Please convert everything in the listing from the line containing "Patent image size: (1435, 421)." down to the line containing "The fiber optic adapters" into a two-column CSV with the columns text and answer, one row per text-and-answer pair. Put each field in quotes and replace line breaks with spaces.

======== Supplied data ========

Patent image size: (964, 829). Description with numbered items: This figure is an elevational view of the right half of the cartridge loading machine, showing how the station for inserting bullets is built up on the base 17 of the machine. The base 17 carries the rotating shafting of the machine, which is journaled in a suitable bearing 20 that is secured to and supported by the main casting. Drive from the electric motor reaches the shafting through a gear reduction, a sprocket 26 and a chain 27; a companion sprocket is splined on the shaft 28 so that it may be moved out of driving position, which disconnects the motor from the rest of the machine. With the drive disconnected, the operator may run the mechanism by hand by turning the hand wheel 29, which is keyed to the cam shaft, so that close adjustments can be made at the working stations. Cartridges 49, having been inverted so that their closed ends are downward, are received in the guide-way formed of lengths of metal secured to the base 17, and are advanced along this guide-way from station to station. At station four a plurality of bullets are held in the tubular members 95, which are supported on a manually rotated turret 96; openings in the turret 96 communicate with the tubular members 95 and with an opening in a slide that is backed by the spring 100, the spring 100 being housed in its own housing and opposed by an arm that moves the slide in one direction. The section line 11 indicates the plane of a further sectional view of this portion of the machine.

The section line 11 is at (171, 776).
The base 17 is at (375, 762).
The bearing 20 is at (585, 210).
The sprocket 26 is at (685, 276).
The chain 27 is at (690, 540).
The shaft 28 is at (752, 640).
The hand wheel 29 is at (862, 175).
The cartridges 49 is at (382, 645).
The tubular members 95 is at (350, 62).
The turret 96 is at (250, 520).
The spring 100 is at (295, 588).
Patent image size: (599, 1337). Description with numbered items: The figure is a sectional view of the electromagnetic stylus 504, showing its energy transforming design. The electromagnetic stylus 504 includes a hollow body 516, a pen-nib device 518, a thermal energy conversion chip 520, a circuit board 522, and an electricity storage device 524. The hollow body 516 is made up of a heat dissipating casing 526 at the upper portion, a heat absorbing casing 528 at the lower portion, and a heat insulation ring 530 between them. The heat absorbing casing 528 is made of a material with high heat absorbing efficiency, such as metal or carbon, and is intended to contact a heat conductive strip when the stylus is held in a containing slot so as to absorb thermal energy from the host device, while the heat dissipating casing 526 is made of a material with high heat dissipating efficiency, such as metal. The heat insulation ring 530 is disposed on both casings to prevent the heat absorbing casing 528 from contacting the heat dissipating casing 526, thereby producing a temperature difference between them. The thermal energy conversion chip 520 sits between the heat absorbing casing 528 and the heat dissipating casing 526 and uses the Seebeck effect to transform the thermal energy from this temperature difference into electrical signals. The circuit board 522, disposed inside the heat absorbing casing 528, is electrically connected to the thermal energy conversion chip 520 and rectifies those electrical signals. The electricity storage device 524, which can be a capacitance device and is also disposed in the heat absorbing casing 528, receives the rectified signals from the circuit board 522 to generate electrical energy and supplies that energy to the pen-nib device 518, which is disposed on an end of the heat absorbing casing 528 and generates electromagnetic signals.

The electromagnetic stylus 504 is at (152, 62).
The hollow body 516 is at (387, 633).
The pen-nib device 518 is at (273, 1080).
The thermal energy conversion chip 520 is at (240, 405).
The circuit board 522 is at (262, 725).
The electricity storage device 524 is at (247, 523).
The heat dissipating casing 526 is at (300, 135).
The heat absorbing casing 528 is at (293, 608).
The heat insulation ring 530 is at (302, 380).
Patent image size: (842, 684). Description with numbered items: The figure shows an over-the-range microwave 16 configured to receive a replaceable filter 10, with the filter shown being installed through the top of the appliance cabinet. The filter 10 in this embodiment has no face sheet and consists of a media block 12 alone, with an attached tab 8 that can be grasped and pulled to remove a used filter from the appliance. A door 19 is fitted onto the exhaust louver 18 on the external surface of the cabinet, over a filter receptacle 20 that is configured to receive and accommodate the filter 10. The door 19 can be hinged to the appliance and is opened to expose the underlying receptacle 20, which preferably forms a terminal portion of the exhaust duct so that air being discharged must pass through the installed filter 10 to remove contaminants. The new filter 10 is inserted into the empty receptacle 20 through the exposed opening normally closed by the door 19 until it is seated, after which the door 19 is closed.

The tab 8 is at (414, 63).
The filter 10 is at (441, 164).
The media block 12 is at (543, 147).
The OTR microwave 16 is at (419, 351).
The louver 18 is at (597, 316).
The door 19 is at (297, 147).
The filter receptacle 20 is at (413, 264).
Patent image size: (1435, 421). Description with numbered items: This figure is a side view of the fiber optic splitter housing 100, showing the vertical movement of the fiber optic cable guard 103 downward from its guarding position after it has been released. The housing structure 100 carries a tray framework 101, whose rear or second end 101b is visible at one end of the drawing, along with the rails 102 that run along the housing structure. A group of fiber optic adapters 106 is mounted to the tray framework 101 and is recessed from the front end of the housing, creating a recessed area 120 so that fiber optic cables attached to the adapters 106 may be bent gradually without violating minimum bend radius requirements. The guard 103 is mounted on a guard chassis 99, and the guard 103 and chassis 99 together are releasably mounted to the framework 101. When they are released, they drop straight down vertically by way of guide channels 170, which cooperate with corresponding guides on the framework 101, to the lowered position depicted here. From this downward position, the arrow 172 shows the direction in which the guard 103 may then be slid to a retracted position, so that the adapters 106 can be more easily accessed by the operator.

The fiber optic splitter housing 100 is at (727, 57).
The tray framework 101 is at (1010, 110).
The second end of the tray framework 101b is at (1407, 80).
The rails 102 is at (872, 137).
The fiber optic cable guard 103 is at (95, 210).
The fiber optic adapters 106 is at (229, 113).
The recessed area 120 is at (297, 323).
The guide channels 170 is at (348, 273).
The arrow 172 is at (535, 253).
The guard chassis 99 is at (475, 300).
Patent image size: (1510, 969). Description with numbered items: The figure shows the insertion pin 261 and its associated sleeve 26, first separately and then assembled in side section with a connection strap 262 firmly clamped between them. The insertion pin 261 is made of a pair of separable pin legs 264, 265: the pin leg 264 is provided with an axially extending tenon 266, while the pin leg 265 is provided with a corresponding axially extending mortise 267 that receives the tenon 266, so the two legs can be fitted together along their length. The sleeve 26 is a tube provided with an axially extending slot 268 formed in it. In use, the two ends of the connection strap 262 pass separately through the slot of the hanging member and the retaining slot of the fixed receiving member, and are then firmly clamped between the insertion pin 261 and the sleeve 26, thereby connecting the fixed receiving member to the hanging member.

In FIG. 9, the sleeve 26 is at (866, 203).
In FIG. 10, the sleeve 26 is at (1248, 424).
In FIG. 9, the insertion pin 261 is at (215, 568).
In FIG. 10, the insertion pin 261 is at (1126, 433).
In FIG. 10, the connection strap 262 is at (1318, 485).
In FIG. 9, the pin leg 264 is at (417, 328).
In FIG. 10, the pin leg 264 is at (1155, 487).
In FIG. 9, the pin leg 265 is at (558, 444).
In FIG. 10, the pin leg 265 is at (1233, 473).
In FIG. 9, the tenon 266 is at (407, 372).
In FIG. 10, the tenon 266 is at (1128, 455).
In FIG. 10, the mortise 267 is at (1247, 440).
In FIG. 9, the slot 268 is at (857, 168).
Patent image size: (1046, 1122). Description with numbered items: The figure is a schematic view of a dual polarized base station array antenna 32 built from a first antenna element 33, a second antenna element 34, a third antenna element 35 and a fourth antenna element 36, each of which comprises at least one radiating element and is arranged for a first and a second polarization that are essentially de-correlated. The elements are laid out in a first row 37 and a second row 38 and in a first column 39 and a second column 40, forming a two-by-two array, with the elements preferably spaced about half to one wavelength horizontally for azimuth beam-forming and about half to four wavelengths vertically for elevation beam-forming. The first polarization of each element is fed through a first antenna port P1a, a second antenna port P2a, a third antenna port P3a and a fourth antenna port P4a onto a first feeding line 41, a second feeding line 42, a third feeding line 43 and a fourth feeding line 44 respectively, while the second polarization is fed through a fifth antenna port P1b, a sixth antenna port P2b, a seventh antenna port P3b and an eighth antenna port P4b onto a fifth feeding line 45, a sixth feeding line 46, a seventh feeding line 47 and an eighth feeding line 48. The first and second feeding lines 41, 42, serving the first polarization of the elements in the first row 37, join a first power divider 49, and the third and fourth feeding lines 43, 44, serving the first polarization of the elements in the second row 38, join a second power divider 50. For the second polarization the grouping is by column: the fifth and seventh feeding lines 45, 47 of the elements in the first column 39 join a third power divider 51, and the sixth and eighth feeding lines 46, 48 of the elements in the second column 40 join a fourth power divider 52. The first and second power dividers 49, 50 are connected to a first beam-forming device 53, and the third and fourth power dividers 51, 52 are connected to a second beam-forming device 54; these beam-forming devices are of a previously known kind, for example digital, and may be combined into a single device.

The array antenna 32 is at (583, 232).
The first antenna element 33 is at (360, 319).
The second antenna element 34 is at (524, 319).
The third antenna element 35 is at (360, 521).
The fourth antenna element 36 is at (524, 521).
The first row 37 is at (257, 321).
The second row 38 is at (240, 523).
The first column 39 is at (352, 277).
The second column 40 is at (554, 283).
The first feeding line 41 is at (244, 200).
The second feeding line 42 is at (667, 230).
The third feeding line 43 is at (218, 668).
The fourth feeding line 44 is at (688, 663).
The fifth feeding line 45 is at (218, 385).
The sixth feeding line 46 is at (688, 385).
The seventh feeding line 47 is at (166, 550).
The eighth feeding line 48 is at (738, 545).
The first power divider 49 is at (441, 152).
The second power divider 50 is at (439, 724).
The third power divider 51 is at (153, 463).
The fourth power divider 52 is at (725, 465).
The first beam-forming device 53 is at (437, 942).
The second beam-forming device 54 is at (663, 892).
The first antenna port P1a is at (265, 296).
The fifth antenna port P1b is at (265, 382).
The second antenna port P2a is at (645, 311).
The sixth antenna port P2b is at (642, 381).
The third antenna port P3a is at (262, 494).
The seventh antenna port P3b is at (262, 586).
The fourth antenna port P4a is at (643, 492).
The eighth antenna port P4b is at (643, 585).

========

Exercise result -
text,answer
"Patent image size: (1435, 421). Description with numbered items: This figure is a side view of the fiber optic splitter housing 100, showing the vertical movement of the fiber optic cable guard 103 downward from its guarding position after it has been released. The housing structure 100 carries a tray framework 101, whose rear or second end 101b is visible at one end of the drawing, along with the rails 102 that run along the housing structure. A group of fiber optic adapters 106 is mounted to the tray framework 101 and is recessed from the front end of the housing, creating a recessed area 120 so that fiber optic cables attached to the adapters 106 may be bent gradually without violating minimum bend radius requirements. The guard 103 is mounted on a guard chassis 99, and the guard 103 and chassis 99 together are releasably mounted to the framework 101. When they are released, they drop straight down vertically by way of guide channels 170, which cooperate with corresponding guides on the framework 101, to the lowered position depicted here. From this downward position, the arrow 172 shows the direction in which the guard 103 may then be slid to a retracted position, so that the adapters 106 can be more easily accessed by the operator.","The fiber optic splitter housing 100 is at (727, 57). The tray framework 101 is at (1010, 110). The second end of the tray framework 101b is at (1407, 80). The rails 102 is at (872, 137). The fiber optic cable guard 103 is at (95, 210). The fiber optic adapters 106 is at (229, 113)."